Task instructions: Extract the complete data exactly as given.
● ● ● ●
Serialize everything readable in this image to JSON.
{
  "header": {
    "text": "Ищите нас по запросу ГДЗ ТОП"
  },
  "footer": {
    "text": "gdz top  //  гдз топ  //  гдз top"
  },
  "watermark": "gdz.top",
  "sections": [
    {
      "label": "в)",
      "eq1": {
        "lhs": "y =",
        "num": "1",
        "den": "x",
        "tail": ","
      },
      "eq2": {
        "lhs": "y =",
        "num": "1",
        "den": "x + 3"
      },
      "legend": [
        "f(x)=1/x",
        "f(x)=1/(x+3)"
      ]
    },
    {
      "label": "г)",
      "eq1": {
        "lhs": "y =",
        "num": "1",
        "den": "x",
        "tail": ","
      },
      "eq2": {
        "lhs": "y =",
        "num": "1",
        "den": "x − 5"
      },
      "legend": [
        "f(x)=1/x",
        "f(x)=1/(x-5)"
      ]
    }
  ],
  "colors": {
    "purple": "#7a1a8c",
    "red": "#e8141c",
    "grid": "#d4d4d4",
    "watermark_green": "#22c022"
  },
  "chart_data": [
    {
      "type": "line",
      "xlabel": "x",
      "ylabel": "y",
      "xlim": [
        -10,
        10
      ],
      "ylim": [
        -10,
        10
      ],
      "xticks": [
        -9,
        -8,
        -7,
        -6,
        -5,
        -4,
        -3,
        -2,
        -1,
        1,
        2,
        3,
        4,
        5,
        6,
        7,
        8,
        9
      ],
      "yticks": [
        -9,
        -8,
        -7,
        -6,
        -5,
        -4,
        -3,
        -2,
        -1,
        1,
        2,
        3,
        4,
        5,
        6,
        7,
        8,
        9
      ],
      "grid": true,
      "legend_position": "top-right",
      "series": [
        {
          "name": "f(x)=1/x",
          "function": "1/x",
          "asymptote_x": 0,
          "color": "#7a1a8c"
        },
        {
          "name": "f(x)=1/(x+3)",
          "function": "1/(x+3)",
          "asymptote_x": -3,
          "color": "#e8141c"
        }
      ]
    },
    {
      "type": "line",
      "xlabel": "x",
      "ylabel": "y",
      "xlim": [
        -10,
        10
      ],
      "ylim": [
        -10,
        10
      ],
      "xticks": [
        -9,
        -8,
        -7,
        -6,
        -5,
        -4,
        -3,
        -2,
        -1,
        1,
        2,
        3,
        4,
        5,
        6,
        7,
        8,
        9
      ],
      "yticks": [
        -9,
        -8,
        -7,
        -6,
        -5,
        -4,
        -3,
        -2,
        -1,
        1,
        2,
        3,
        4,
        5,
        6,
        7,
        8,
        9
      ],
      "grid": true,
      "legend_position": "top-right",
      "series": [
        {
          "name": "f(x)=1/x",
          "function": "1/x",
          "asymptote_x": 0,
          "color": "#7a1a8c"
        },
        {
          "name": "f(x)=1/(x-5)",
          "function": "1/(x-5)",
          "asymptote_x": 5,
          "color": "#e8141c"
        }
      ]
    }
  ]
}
● ● ● ●
Written response:
Serialize everything readable in this image to JSON.
{
  "header": {
    "text": "Ищите нас по запросу ГДЗ ТОП"
  },
  "footer": {
    "text": "gdz top  //  гдз топ  //  гдз top"
  },
  "watermark": "gdz.top",
  "sections": [
    {
      "label": "в)",
      "eq1": {
        "lhs": "y =",
        "num": "1",
        "den": "x",
        "tail": ","
      },
      "eq2": {
        "lhs": "y =",
        "num": "1",
        "den": "x + 3"
      },
      "legend": [
        "f(x)=1/x",
        "f(x)=1/(x+3)"
      ]
    },
    {
      "label": "г)",
      "eq1": {
        "lhs": "y =",
        "num": "1",
        "den": "x",
        "tail": ","
      },
      "eq2": {
        "lhs": "y =",
        "num": "1",
        "den": "x − 5"
      },
      "legend": [
        "f(x)=1/x",
        "f(x)=1/(x-5)"
      ]
    }
  ],
  "colors": {
    "purple": "#7a1a8c",
    "red": "#e8141c",
    "grid": "#d4d4d4",
    "watermark_green": "#22c022"
  },
  "chart_data": [
    {
      "type": "line",
      "xlabel": "x",
      "ylabel": "y",
      "xlim": [
        -10,
        10
      ],
      "ylim": [
        -10,
        10
      ],
      "xticks": [
        -9,
        -8,
        -7,
        -6,
        -5,
        -4,
        -3,
        -2,
        -1,
        1,
        2,
        3,
        4,
        5,
        6,
        7,
        8,
        9
      ],
      "yticks": [
        -9,
        -8,
        -7,
        -6,
        -5,
        -4,
        -3,
        -2,
        -1,
        1,
        2,
        3,
        4,
        5,
        6,
        7,
        8,
        9
      ],
      "grid": true,
      "legend_position": "top-right",
      "series": [
        {
          "name": "f(x)=1/x",
          "function": "1/x",
          "asymptote_x": 0,
          "color": "#7a1a8c"
        },
        {
          "name": "f(x)=1/(x+3)",
          "function": "1/(x+3)",
          "asymptote_x": -3,
          "color": "#e8141c"
        }
      ]
    },
    {
      "type": "line",
      "xlabel": "x",
      "ylabel": "y",
      "xlim": [
        -10,
        10
      ],
      "ylim": [
        -10,
        10
      ],
      "xticks": [
        -9,
        -8,
        -7,
        -6,
        -5,
        -4,
        -3,
        -2,
        -1,
        1,
        2,
        3,
        4,
        5,
        6,
        7,
        8,
        9
      ],
      "yticks": [
        -9,
        -8,
        -7,
        -6,
        -5,
        -4,
        -3,
        -2,
        -1,
        1,
        2,
        3,
        4,
        5,
        6,
        7,
        8,
        9
      ],
      "grid": true,
      "legend_position": "top-right",
      "series": [
        {
          "name": "f(x)=1/x",
          "function": "1/x",
          "asymptote_x": 0,
          "color": "#7a1a8c"
        },
        {
          "name": "f(x)=1/(x-5)",
          "function": "1/(x-5)",
          "asymptote_x": 5,
          "color": "#e8141c"
        }
      ]
    }
  ]
}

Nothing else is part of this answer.